Please return, with no changes, every item from the line that contains "character-portrait[interactable]: 40.1k [302, 133, 582, 405]" down to the line that contains "divider [13, 610, 228, 611]", including both of those lines.

[START]

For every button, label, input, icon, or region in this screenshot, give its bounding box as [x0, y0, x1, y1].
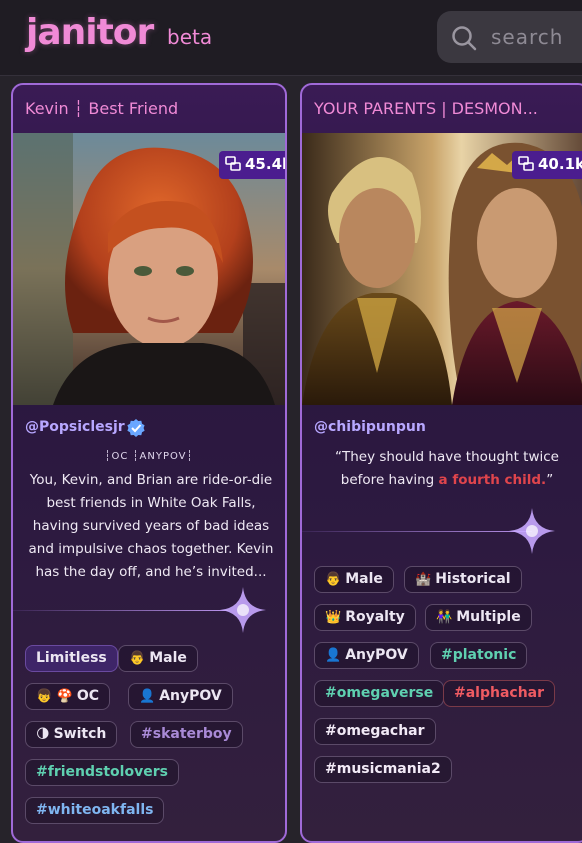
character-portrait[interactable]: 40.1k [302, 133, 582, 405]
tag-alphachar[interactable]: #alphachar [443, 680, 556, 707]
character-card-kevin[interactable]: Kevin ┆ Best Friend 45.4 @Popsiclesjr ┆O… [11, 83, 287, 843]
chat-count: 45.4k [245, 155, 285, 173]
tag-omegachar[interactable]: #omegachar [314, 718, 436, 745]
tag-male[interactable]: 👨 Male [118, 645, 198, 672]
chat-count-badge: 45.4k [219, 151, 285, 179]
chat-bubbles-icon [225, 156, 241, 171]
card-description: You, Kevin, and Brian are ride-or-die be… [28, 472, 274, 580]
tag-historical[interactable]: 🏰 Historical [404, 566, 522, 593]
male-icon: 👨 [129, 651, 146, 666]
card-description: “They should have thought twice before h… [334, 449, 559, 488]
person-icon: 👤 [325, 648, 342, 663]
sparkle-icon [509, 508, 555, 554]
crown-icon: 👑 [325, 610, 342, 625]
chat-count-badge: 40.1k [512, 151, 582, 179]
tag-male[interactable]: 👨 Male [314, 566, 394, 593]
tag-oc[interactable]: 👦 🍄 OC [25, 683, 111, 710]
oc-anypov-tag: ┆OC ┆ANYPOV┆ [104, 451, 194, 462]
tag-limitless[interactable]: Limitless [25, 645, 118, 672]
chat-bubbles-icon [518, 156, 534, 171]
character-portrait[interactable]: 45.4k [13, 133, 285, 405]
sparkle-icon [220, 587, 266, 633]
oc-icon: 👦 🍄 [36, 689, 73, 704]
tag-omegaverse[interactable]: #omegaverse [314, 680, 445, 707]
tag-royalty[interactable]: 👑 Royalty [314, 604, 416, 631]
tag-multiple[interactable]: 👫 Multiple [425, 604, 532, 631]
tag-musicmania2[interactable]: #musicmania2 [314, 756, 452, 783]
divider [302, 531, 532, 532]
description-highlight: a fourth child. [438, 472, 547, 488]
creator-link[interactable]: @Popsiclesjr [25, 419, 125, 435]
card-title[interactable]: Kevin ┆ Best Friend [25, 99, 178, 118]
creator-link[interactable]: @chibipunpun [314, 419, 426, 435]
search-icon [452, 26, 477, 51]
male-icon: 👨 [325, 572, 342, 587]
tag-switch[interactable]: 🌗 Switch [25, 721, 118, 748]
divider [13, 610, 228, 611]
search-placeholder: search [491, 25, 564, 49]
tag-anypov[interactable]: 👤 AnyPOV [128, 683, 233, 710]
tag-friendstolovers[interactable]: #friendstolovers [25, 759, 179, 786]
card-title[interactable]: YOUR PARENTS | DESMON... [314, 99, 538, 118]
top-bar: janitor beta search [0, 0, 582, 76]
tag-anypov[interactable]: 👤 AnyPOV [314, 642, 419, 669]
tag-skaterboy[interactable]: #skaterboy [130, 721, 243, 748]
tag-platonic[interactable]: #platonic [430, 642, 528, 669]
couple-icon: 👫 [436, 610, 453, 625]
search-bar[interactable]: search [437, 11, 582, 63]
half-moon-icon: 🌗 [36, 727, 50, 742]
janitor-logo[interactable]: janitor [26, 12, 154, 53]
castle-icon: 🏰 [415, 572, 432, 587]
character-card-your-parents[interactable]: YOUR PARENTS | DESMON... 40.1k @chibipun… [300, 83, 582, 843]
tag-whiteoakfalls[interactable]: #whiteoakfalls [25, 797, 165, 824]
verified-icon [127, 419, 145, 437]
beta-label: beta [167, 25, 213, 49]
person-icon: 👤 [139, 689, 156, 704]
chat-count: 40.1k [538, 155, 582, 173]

[END]

WRITTEN REPLY:
character-portrait[interactable]: 40.1k [302, 133, 582, 405]
tag-alphachar[interactable]: #alphachar [443, 680, 556, 707]
character-card-kevin[interactable]: Kevin ┆ Best Friend 45.4 @Popsiclesjr ┆O… [11, 83, 287, 843]
chat-count: 45.4k [245, 155, 285, 173]
tag-omegachar[interactable]: #omegachar [314, 718, 436, 745]
tag-male[interactable]: 👨 Male [118, 645, 198, 672]
chat-count-badge: 45.4k [219, 151, 285, 179]
chat-bubbles-icon [225, 156, 241, 171]
card-description: You, Kevin, and Brian are ride-or-die be… [28, 472, 274, 580]
tag-historical[interactable]: 🏰 Historical [404, 566, 522, 593]
male-icon: 👨 [129, 651, 146, 666]
card-description: “They should have thought twice before h… [334, 449, 559, 488]
person-icon: 👤 [325, 648, 342, 663]
sparkle-icon [509, 508, 555, 554]
crown-icon: 👑 [325, 610, 342, 625]
chat-count-badge: 40.1k [512, 151, 582, 179]
tag-male[interactable]: 👨 Male [314, 566, 394, 593]
tag-oc[interactable]: 👦 🍄 OC [25, 683, 111, 710]
oc-anypov-tag: ┆OC ┆ANYPOV┆ [104, 451, 194, 462]
tag-limitless[interactable]: Limitless [25, 645, 118, 672]
chat-bubbles-icon [518, 156, 534, 171]
character-portrait[interactable]: 45.4k [13, 133, 285, 405]
sparkle-icon [220, 587, 266, 633]
oc-icon: 👦 🍄 [36, 689, 73, 704]
tag-omegaverse[interactable]: #omegaverse [314, 680, 445, 707]
tag-royalty[interactable]: 👑 Royalty [314, 604, 416, 631]
tag-multiple[interactable]: 👫 Multiple [425, 604, 532, 631]
tag-musicmania2[interactable]: #musicmania2 [314, 756, 452, 783]
divider [302, 531, 532, 532]
description-highlight: a fourth child. [438, 472, 547, 488]
creator-link[interactable]: @Popsiclesjr [25, 419, 125, 435]
card-title[interactable]: Kevin ┆ Best Friend [25, 99, 178, 118]
creator-link[interactable]: @chibipunpun [314, 419, 426, 435]
search-icon [452, 26, 477, 51]
male-icon: 👨 [325, 572, 342, 587]
tag-switch[interactable]: 🌗 Switch [25, 721, 118, 748]
divider [13, 610, 228, 611]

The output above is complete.